Manchmal, wenn wir eine ganze Winterwoche lang auf die Nachrichtenticker
gestarrt haben und keine einzige komische Meldung durch den Nebel zum
Vorschein kam, dann wissen wir, es ist wieder da: das Winterloch. Früher,
als bekanntlich alles besser war, da gab es noch ein Sommerloch, das gern
auch „Saure-Gurken-Zeit“ genannt wurde, weil Politiker und überhaupt alle
Ferien machten und nichts, aber auch rein gar nichts geschah. In jener Zeit
muss Karl Kraus sein Bonmot von den „Locken, die auf der Glatze gedreht
werden“ in den Sinn gekommen sein, um zu verdeutlichen, dass
Berufsschreiber in themenarmen Zeiten noch aus dem letzten Dreck Gold
machen müssen.

BEREITGESTELLTES MATERIAL ::
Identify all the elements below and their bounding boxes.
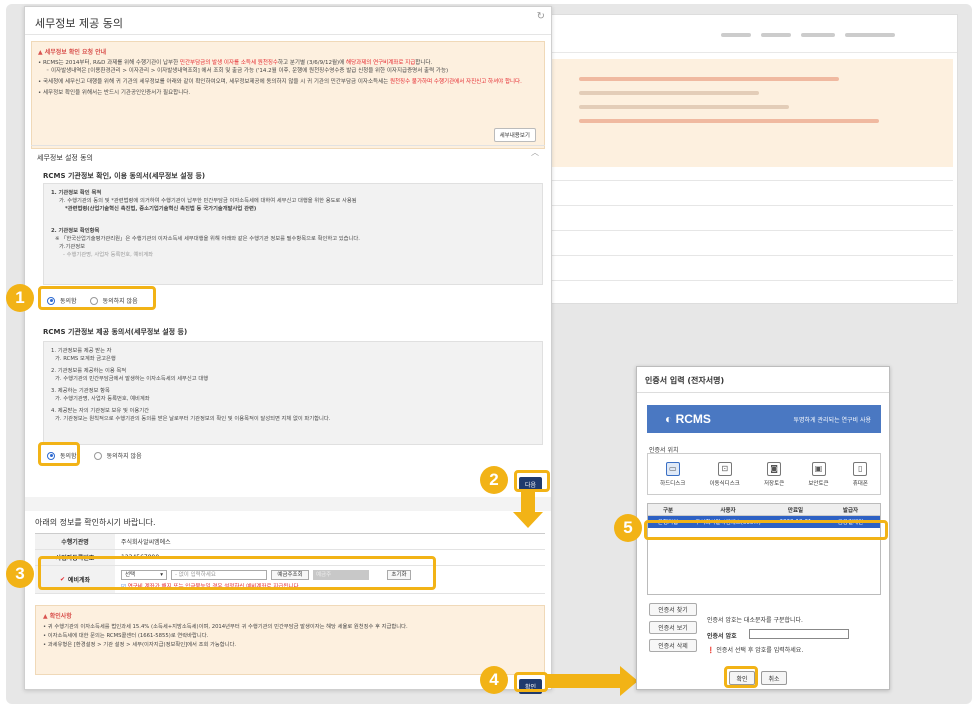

AUFGABEN ::
1) Prüfe, ob die Aussagen (a), (b) und (c) mit dem Textauszug über das Winterloch übereinstimmen, und antworte jeweils mit Ja oder Nein samt der entscheidenden Textstelle im genauen Wortlaut. (a) Das Sommerloch wurde auch „Saure-Gurken-Zeit“ genannt. (b) Das Bonmot von den Locken auf der Glatze wird Karl Kraus zugeschrieben. (c) Im Sommerloch machten nur die Politiker Ferien.
2) Führe den Textauszug über das Winterloch im Anschluss an seinen letzten Satz weiter.
Das Material ist eigenständig und gehört nicht zum Textauszug.

LÖSUNGEN ::
1)
(a) Ja: »das gern auch „Saure-Gurken-Zeit“ genannt wurde«
(b) Ja: »muss Karl Kraus sein Bonmot von den „Locken, die auf der Glatze gedreht werden“ in den Sinn gekommen sein«
(c) Nein: »weil Politiker und überhaupt alle Ferien machten«

2)
Gefürchtet waren früher vornehmlich die sogenannten krummen Jahre, wenn bei
ungeraden Jahreszahlen keine Fußballwelt- oder -europameisterschaften
stattfanden und somit keine „Sommermärchen“ erzählt werden konnten. Meist
retteten dann die „Sommertiere“ die bedauernswerten Journalisten, die sich
irgendwelche Geschichten aus den Fingern saugten.
Kaimane und Krokodile, Kühe und Kängurus entliefen und wurden an Baggerseen
oder an Waldrändern als Gefahr gesichtet. Bären und Panther hielten als
Problemtiere die Öffentlichkeit in Atem, wurden eingefangen oder gleich
totgeschossen. Bis irgendwann verarmte Zirkusdirektoren auf den Dreh kamen,
ihren elenden Tieren die Käfigtüren zu öffnen, um aus der inszenierten
Flucht ihrer Elefanten Werbekapital zu schlagen. Ganze Zoos trieben sich
nun in der Provinz frei herum. Das Sommerloch begann immer früher, und
irgendwann wurden bereits im Frühjahr erste Sommertiere gesichtet, sodass
mehr und mehr ironische Berichte erschienen und die Berichterstattung
schließlich ganz eingestellt wurde.
Früher sorgten im Sommer die nach Aufmerksamkeit heischenden Hinterbänkler
für die heißen Themen: Mal sollte Mallorca zum siebzehnten Bundesland
ernannt, mal sollten Männer per Gesetz zum Sitzpinkeln gezwungen werden.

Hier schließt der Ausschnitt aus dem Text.